Recorded data

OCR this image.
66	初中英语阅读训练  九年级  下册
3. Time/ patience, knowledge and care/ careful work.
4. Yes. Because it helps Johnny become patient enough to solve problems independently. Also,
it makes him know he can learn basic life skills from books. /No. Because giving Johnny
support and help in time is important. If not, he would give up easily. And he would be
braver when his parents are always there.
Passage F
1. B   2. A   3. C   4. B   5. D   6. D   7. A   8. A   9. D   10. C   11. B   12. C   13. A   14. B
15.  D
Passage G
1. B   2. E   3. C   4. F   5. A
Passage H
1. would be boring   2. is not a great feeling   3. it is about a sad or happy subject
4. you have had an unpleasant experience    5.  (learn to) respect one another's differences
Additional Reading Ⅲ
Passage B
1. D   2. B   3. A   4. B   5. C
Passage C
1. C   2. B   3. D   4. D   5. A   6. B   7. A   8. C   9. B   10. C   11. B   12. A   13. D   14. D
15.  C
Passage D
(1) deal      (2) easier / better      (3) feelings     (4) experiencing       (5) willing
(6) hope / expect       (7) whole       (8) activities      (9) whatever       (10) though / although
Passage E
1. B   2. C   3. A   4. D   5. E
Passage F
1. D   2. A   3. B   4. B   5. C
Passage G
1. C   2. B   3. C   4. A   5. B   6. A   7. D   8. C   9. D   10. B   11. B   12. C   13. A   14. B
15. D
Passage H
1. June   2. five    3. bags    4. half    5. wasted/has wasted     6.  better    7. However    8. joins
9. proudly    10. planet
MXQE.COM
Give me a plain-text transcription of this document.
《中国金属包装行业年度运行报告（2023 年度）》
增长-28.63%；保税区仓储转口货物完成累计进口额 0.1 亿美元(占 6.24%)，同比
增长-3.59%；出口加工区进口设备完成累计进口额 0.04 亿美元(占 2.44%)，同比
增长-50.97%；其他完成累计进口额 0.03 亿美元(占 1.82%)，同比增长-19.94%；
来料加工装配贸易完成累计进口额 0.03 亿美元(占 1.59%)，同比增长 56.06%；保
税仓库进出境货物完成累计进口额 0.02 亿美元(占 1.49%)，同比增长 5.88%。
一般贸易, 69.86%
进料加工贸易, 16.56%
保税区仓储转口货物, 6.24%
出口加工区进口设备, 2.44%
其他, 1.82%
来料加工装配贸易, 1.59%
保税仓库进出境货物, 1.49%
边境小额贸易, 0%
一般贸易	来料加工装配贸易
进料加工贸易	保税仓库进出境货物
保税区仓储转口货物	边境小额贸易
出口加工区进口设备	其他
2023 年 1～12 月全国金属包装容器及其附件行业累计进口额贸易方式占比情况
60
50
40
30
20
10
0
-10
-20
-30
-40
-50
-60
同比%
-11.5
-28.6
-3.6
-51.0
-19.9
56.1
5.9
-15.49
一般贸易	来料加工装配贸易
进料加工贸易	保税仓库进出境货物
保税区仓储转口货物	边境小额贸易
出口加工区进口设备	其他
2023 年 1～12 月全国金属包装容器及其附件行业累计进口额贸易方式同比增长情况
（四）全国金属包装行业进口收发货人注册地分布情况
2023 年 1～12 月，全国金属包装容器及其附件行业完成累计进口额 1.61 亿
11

### Work to complete
Write out the whole listing again, exactly as it stands.

### Response to the task
OCR this image.
66	初中英语阅读训练  九年级  下册
3. Time/ patience, knowledge and care/ careful work.
4. Yes. Because it helps Johnny become patient enough to solve problems independently. Also,
it makes him know he can learn basic life skills from books. /No. Because giving Johnny
support and help in time is important. If not, he would give up easily. And he would be
braver when his parents are always there.
Passage F
1. B   2. A   3. C   4. B   5. D   6. D   7. A   8. A   9. D   10. C   11. B   12. C   13. A   14. B
15.  D
Passage G
1. B   2. E   3. C   4. F   5. A
Passage H
1. would be boring   2. is not a great feeling   3. it is about a sad or happy subject
4. you have had an unpleasant experience    5.  (learn to) respect one another's differences
Additional Reading Ⅲ
Passage B
1. D   2. B   3. A   4. B   5. C
Passage C
1. C   2. B   3. D   4. D   5. A   6. B   7. A   8. C   9. B   10. C   11. B   12. A   13. D   14. D
15.  C
Passage D
(1) deal      (2) easier / better      (3) feelings     (4) experiencing       (5) willing
(6) hope / expect       (7) whole       (8) activities      (9) whatever       (10) though / although
Passage E
1. B   2. C   3. A   4. D   5. E
Passage F
1. D   2. A   3. B   4. B   5. C
Passage G
1. C   2. B   3. C   4. A   5. B   6. A   7. D   8. C   9. D   10. B   11. B   12. C   13. A   14. B
15. D
Passage H
1. June   2. five    3. bags    4. half    5. wasted/has wasted     6.  better    7. However    8. joins
9. proudly    10. planet
MXQE.COM
Give me a plain-text transcription of this document.
《中国金属包装行业年度运行报告（2023 年度）》
增长-28.63%；保税区仓储转口货物完成累计进口额 0.1 亿美元(占 6.24%)，同比
增长-3.59%；出口加工区进口设备完成累计进口额 0.04 亿美元(占 2.44%)，同比
增长-50.97%；其他完成累计进口额 0.03 亿美元(占 1.82%)，同比增长-19.94%；
来料加工装配贸易完成累计进口额 0.03 亿美元(占 1.59%)，同比增长 56.06%；保
税仓库进出境货物完成累计进口额 0.02 亿美元(占 1.49%)，同比增长 5.88%。
一般贸易, 69.86%
进料加工贸易, 16.56%
保税区仓储转口货物, 6.24%
出口加工区进口设备, 2.44%
其他, 1.82%
来料加工装配贸易, 1.59%
保税仓库进出境货物, 1.49%
边境小额贸易, 0%
一般贸易	来料加工装配贸易
进料加工贸易	保税仓库进出境货物
保税区仓储转口货物	边境小额贸易
出口加工区进口设备	其他
2023 年 1～12 月全国金属包装容器及其附件行业累计进口额贸易方式占比情况
60
50
40
30
20
10
0
-10
-20
-30
-40
-50
-60
同比%
-11.5
-28.6
-3.6
-51.0
-19.9
56.1
5.9
-15.49
一般贸易	来料加工装配贸易
进料加工贸易	保税仓库进出境货物
保税区仓储转口货物	边境小额贸易
出口加工区进口设备	其他
2023 年 1～12 月全国金属包装容器及其附件行业累计进口额贸易方式同比增长情况
（四）全国金属包装行业进口收发货人注册地分布情况
2023 年 1～12 月，全国金属包装容器及其附件行业完成累计进口额 1.61 亿
11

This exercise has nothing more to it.